■ Aim of the task ■
Find the string "einer" in the entries and copy each line that has it.

Data for analysis Block Start

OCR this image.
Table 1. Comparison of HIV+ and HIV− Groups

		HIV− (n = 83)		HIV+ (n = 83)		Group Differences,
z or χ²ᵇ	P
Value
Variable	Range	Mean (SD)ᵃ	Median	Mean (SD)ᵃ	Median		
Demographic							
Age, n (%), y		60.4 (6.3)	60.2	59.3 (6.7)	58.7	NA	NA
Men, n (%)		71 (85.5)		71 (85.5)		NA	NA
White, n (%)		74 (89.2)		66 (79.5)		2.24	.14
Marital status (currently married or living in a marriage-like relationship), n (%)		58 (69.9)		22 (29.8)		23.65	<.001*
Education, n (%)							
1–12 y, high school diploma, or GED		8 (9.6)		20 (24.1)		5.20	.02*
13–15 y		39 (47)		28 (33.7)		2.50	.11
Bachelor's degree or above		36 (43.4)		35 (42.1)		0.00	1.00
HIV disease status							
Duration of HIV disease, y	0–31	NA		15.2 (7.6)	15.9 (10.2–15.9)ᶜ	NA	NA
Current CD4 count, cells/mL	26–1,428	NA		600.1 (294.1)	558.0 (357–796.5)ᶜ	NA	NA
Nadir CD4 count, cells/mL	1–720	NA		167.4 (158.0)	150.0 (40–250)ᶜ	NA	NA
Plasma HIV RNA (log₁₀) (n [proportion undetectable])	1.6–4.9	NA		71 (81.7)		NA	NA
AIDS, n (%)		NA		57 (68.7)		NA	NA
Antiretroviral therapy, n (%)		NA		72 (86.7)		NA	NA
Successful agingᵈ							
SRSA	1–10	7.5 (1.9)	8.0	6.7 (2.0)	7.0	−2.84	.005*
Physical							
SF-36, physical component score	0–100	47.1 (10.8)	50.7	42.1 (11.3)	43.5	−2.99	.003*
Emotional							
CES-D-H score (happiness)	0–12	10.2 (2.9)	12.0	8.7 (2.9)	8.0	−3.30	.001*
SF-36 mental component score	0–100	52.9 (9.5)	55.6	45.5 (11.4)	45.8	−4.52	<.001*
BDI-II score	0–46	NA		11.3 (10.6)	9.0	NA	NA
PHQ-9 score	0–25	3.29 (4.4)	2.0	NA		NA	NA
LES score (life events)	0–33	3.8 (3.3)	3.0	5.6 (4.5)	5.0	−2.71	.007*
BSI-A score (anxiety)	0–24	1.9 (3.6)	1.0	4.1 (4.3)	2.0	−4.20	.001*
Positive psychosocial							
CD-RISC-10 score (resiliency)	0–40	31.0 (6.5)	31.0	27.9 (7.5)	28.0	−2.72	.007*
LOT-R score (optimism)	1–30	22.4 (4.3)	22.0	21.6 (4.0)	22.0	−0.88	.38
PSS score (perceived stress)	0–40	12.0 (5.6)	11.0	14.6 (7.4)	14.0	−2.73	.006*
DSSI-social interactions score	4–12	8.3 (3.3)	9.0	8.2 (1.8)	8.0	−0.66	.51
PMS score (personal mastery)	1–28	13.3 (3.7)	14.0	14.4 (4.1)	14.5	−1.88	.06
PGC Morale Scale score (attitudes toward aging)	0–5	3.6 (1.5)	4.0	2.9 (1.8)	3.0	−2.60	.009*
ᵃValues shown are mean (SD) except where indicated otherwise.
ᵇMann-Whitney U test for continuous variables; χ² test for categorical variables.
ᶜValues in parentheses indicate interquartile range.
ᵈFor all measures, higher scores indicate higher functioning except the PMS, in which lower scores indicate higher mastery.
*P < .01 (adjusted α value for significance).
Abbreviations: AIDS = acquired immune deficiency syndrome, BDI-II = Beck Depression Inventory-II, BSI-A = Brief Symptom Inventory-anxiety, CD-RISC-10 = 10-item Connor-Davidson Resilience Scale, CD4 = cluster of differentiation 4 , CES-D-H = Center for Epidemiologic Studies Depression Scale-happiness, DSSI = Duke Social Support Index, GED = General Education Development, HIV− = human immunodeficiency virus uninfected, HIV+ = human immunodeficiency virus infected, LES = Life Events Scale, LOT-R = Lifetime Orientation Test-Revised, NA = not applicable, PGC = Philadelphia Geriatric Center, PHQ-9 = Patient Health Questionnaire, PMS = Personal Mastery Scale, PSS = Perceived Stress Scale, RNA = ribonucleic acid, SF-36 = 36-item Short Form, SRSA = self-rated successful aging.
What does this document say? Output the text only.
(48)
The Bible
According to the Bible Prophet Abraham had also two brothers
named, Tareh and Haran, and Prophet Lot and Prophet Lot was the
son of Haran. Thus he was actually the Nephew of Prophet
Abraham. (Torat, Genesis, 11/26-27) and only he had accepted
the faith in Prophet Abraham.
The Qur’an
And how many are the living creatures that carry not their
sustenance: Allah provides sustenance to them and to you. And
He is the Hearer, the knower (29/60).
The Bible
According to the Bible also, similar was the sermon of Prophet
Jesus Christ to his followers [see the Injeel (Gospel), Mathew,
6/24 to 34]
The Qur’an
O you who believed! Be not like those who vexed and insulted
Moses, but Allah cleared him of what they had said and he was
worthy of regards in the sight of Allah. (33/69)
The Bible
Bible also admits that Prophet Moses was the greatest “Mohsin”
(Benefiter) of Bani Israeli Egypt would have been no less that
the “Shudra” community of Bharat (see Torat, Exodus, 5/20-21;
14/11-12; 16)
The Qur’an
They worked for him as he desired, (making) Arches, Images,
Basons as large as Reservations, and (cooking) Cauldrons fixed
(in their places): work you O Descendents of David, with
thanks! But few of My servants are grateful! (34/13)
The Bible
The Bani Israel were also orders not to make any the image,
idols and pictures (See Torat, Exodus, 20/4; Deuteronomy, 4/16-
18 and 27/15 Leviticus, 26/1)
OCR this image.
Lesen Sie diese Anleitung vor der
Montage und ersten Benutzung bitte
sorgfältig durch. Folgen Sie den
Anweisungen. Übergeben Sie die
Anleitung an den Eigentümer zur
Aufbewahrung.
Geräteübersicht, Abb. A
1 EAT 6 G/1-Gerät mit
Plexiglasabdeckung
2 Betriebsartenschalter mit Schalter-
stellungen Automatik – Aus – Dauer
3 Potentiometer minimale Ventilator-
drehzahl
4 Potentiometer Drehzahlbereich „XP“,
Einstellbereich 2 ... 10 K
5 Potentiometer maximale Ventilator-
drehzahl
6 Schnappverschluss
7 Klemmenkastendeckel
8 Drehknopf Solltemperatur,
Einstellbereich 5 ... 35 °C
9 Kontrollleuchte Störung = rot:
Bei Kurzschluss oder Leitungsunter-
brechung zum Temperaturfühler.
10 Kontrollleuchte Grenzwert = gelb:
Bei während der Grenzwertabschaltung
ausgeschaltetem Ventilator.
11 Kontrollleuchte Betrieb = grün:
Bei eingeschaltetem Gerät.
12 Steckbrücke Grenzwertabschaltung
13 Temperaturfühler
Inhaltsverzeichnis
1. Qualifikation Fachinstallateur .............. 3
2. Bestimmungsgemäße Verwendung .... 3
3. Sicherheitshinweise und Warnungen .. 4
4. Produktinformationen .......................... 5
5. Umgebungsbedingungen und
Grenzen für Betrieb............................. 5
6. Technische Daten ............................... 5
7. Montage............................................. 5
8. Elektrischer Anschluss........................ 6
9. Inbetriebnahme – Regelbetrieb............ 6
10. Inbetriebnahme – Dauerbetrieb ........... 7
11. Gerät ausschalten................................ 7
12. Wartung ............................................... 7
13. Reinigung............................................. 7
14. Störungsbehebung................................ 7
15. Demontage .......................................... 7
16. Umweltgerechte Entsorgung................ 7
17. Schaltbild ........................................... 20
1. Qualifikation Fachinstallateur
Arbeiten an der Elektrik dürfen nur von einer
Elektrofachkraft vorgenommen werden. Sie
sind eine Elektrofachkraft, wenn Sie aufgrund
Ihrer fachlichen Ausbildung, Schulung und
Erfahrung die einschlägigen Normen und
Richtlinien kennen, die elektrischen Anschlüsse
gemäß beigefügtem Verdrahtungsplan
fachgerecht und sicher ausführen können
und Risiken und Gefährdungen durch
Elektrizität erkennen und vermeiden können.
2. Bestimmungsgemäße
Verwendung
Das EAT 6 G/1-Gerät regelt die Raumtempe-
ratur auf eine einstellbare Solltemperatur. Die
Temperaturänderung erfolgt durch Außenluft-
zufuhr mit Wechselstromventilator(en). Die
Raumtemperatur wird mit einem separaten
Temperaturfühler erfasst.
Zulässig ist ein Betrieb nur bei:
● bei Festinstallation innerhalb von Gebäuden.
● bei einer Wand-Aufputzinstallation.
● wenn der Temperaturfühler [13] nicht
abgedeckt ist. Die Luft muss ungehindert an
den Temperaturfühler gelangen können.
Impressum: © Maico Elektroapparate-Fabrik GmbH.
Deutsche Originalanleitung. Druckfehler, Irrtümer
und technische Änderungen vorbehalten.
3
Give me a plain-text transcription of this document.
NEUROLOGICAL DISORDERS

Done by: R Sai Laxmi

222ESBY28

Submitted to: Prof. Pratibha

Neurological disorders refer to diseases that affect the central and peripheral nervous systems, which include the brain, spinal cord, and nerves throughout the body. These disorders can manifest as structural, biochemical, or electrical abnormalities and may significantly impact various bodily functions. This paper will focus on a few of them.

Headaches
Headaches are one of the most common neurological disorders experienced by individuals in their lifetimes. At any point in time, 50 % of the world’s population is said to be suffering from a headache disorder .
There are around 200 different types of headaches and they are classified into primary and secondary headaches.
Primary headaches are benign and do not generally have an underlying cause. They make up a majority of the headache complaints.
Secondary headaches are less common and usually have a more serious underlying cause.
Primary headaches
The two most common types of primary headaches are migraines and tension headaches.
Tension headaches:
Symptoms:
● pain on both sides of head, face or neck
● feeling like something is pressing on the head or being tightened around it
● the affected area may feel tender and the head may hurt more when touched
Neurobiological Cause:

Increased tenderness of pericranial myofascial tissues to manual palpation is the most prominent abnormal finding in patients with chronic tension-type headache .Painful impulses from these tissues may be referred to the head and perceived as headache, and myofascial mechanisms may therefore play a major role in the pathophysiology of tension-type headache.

Data for analysis Block End

■ Solution below ■
Arbeiten an der Elektrik dürfen nur von einer
● bei einer Wand-Aufputzinstallation.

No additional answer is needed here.